▽
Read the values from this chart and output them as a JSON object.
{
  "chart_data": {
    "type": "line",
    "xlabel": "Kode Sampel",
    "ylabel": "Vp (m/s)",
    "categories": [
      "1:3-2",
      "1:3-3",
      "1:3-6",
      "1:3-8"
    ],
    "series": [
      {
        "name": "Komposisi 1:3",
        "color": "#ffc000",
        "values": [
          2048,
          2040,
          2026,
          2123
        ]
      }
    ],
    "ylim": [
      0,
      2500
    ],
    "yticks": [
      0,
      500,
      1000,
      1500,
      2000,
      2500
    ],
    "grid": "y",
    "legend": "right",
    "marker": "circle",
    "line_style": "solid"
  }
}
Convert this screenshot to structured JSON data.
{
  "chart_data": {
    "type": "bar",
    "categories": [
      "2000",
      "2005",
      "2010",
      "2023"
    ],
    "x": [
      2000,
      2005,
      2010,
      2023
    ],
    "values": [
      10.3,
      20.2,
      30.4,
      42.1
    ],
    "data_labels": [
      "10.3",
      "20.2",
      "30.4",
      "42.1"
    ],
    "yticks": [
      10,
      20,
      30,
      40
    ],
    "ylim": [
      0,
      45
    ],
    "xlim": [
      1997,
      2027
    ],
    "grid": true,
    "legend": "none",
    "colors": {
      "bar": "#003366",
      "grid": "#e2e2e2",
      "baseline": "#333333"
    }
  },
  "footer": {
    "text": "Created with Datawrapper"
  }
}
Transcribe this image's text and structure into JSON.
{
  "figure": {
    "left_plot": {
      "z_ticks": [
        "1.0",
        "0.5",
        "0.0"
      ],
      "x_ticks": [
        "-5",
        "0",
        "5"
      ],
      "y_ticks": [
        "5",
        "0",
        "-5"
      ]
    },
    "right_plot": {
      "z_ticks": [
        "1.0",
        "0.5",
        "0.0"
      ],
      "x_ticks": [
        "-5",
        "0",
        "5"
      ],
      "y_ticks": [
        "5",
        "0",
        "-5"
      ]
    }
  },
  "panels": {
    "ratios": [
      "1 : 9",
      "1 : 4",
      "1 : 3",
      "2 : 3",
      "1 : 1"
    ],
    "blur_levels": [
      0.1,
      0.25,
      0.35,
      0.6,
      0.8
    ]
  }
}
△
Exercise details: Every line of the data above should be reproduced word for word.

In response:
Read the values from this chart and output them as a JSON object.
{
  "chart_data": {
    "type": "line",
    "xlabel": "Kode Sampel",
    "ylabel": "Vp (m/s)",
    "categories": [
      "1:3-2",
      "1:3-3",
      "1:3-6",
      "1:3-8"
    ],
    "series": [
      {
        "name": "Komposisi 1:3",
        "color": "#ffc000",
        "values": [
          2048,
          2040,
          2026,
          2123
        ]
      }
    ],
    "ylim": [
      0,
      2500
    ],
    "yticks": [
      0,
      500,
      1000,
      1500,
      2000,
      2500
    ],
    "grid": "y",
    "legend": "right",
    "marker": "circle",
    "line_style": "solid"
  }
}
Convert this screenshot to structured JSON data.
{
  "chart_data": {
    "type": "bar",
    "categories": [
      "2000",
      "2005",
      "2010",
      "2023"
    ],
    "x": [
      2000,
      2005,
      2010,
      2023
    ],
    "values": [
      10.3,
      20.2,
      30.4,
      42.1
    ],
    "data_labels": [
      "10.3",
      "20.2",
      "30.4",
      "42.1"
    ],
    "yticks": [
      10,
      20,
      30,
      40
    ],
    "ylim": [
      0,
      45
    ],
    "xlim": [
      1997,
      2027
    ],
    "grid": true,
    "legend": "none",
    "colors": {
      "bar": "#003366",
      "grid": "#e2e2e2",
      "baseline": "#333333"
    }
  },
  "footer": {
    "text": "Created with Datawrapper"
  }
}
Transcribe this image's text and structure into JSON.
{
  "figure": {
    "left_plot": {
      "z_ticks": [
        "1.0",
        "0.5",
        "0.0"
      ],
      "x_ticks": [
        "-5",
        "0",
        "5"
      ],
      "y_ticks": [
        "5",
        "0",
        "-5"
      ]
    },
    "right_plot": {
      "z_ticks": [
        "1.0",
        "0.5",
        "0.0"
      ],
      "x_ticks": [
        "-5",
        "0",
        "5"
      ],
      "y_ticks": [
        "5",
        "0",
        "-5"
      ]
    }
  },
  "panels": {
    "ratios": [
      "1 : 9",
      "1 : 4",
      "1 : 3",
      "2 : 3",
      "1 : 1"
    ],
    "blur_levels": [
      0.1,
      0.25,
      0.35,
      0.6,
      0.8
    ]
  }
}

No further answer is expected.